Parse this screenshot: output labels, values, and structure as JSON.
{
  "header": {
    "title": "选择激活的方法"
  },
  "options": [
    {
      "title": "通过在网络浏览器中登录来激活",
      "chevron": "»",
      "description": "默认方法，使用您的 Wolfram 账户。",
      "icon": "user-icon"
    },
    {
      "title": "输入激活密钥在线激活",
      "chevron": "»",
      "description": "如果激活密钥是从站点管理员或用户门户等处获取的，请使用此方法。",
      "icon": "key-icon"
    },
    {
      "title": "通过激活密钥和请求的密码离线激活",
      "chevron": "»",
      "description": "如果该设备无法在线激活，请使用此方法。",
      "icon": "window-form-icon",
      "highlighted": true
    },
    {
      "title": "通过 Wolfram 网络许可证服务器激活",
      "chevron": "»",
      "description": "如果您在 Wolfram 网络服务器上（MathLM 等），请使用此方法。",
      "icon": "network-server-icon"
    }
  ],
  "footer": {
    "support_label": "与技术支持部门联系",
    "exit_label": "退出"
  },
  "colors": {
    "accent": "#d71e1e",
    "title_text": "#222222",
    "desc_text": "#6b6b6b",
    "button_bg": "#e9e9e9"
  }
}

### Challenge
Each record above should be output again exactly.

### Response to the exercise
Parse this screenshot: output labels, values, and structure as JSON.
{
  "header": {
    "title": "选择激活的方法"
  },
  "options": [
    {
      "title": "通过在网络浏览器中登录来激活",
      "chevron": "»",
      "description": "默认方法，使用您的 Wolfram 账户。",
      "icon": "user-icon"
    },
    {
      "title": "输入激活密钥在线激活",
      "chevron": "»",
      "description": "如果激活密钥是从站点管理员或用户门户等处获取的，请使用此方法。",
      "icon": "key-icon"
    },
    {
      "title": "通过激活密钥和请求的密码离线激活",
      "chevron": "»",
      "description": "如果该设备无法在线激活，请使用此方法。",
      "icon": "window-form-icon",
      "highlighted": true
    },
    {
      "title": "通过 Wolfram 网络许可证服务器激活",
      "chevron": "»",
      "description": "如果您在 Wolfram 网络服务器上（MathLM 等），请使用此方法。",
      "icon": "network-server-icon"
    }
  ],
  "footer": {
    "support_label": "与技术支持部门联系",
    "exit_label": "退出"
  },
  "colors": {
    "accent": "#d71e1e",
    "title_text": "#222222",
    "desc_text": "#6b6b6b",
    "button_bg": "#e9e9e9"
  }
}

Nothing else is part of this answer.